*** TASK INPUTS ***
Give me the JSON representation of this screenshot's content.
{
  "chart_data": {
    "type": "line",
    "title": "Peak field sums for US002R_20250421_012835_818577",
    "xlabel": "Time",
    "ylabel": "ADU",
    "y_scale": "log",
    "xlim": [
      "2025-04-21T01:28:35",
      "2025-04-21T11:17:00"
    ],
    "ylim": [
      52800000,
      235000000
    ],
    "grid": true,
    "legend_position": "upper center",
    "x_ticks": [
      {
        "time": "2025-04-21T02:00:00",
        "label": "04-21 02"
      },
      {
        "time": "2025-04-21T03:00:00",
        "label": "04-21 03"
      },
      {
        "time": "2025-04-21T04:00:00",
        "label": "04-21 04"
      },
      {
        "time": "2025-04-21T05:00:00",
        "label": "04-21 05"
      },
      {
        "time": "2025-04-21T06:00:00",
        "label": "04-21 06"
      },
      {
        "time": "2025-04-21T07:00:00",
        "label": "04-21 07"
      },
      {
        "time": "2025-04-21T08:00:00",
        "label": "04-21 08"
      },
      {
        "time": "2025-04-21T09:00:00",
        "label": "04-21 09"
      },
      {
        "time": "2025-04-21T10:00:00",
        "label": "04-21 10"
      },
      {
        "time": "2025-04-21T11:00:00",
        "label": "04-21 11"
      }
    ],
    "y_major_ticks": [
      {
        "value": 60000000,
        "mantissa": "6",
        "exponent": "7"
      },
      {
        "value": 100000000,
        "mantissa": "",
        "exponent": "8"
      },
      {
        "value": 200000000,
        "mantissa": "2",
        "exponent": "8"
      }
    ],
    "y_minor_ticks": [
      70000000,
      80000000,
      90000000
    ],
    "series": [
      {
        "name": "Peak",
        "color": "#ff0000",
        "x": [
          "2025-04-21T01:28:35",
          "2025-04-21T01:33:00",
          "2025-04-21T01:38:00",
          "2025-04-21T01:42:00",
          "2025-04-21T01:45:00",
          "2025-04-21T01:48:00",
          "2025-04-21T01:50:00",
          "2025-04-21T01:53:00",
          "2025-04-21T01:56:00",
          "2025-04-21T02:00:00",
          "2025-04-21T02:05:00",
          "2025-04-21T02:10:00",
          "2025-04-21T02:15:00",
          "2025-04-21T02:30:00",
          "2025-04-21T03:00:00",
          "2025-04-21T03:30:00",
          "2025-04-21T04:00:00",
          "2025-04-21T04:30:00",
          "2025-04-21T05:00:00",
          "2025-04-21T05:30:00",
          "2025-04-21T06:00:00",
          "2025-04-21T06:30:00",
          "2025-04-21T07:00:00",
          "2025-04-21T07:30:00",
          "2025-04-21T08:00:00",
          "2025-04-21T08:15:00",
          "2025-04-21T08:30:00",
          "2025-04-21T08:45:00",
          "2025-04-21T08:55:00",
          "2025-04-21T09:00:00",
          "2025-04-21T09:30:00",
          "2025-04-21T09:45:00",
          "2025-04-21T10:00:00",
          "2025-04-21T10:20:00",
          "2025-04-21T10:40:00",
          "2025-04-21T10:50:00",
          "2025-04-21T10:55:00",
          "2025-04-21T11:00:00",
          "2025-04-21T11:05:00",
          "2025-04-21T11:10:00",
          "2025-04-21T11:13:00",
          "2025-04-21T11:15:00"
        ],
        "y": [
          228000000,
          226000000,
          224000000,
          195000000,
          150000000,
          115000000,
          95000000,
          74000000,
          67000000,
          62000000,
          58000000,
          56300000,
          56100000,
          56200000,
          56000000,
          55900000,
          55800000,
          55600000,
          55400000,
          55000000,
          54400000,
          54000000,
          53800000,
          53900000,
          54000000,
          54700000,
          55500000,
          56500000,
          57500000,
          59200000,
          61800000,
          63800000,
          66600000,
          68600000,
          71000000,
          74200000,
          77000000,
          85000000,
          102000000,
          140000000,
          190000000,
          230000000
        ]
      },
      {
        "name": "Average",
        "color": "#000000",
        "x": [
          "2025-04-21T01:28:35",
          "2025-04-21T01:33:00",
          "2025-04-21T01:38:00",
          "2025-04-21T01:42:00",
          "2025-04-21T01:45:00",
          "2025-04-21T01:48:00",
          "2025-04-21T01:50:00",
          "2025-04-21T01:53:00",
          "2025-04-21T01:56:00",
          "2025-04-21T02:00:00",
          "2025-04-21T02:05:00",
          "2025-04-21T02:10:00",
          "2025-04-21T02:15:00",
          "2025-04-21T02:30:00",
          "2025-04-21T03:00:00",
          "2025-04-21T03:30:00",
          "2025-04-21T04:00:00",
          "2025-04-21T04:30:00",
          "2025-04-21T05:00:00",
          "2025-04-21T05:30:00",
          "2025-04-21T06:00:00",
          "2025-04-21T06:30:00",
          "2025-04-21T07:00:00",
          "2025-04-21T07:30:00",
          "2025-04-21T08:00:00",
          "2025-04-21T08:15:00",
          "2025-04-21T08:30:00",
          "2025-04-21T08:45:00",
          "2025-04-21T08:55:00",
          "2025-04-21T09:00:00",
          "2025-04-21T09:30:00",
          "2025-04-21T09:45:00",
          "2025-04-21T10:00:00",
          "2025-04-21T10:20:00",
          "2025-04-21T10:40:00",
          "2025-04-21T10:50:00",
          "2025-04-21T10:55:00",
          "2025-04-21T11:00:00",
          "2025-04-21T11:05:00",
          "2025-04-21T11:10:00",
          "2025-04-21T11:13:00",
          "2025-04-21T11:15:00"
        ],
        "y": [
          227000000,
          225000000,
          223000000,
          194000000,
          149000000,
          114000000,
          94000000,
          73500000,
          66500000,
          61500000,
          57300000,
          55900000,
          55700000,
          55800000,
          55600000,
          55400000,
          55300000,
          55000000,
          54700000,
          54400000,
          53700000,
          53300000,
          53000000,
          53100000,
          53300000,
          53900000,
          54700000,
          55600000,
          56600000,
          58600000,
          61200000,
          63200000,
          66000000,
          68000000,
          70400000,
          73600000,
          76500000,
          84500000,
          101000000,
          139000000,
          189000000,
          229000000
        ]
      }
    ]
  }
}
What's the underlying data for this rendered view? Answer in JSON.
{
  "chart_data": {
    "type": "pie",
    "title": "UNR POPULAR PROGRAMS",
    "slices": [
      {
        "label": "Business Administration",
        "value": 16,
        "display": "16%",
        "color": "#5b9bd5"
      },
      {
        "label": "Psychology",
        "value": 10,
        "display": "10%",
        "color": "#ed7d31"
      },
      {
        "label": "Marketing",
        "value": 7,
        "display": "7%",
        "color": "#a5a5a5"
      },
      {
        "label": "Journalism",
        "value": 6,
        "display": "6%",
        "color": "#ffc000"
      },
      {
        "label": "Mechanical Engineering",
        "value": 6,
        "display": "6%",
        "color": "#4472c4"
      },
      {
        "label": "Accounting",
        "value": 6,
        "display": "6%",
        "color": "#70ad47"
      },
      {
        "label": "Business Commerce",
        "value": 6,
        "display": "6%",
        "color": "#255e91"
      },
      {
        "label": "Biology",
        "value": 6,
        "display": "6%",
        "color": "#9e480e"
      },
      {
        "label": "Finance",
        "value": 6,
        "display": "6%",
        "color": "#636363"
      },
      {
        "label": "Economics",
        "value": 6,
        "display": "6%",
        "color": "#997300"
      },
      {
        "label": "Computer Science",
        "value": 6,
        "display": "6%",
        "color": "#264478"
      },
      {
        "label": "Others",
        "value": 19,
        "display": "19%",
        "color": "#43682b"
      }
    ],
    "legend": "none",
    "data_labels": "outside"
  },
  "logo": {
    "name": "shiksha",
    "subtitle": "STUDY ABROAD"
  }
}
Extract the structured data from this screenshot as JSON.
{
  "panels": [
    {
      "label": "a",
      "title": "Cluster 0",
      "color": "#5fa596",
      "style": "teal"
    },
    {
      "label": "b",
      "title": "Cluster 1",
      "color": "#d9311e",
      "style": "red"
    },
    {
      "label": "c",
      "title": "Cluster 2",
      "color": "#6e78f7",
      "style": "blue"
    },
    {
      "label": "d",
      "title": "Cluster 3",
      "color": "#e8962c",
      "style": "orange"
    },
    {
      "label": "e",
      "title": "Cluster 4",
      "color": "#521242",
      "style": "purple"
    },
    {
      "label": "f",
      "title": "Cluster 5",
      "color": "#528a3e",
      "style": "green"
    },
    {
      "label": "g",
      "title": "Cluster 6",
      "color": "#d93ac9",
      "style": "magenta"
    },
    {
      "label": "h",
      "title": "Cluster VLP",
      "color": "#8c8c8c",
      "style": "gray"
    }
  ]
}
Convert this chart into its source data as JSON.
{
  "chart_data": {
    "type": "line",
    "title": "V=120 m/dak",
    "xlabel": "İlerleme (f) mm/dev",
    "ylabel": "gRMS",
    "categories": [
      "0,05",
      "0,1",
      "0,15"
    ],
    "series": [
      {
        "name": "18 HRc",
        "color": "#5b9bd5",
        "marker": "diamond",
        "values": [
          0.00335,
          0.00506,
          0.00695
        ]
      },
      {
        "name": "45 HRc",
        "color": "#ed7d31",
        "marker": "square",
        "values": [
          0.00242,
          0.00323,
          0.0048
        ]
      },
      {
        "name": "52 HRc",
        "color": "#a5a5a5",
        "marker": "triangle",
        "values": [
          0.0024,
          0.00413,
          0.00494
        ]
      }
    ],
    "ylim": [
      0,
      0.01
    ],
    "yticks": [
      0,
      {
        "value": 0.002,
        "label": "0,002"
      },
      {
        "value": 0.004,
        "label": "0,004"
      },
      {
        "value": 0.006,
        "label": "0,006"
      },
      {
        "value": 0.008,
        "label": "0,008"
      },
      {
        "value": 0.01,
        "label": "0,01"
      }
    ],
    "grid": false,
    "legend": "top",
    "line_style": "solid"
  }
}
***
TASK BRIEF >>
Check each line of these records for the string "Cluster" and state only how many lines have it.

RESPONSE BELOW >>
8